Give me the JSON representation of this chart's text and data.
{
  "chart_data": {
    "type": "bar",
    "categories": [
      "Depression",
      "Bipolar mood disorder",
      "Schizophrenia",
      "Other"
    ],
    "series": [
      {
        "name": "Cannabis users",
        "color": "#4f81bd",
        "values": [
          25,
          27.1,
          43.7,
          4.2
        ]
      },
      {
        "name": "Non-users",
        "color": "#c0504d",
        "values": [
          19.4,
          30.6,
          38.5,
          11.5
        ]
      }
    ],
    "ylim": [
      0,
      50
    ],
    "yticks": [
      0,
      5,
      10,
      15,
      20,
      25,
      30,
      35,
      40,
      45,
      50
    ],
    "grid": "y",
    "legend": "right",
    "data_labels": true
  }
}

What is required –
Give back the whole listing exactly as it reads.

The completed task –
Give me the JSON representation of this chart's text and data.
{
  "chart_data": {
    "type": "bar",
    "categories": [
      "Depression",
      "Bipolar mood disorder",
      "Schizophrenia",
      "Other"
    ],
    "series": [
      {
        "name": "Cannabis users",
        "color": "#4f81bd",
        "values": [
          25,
          27.1,
          43.7,
          4.2
        ]
      },
      {
        "name": "Non-users",
        "color": "#c0504d",
        "values": [
          19.4,
          30.6,
          38.5,
          11.5
        ]
      }
    ],
    "ylim": [
      0,
      50
    ],
    "yticks": [
      0,
      5,
      10,
      15,
      20,
      25,
      30,
      35,
      40,
      45,
      50
    ],
    "grid": "y",
    "legend": "right",
    "data_labels": true
  }
}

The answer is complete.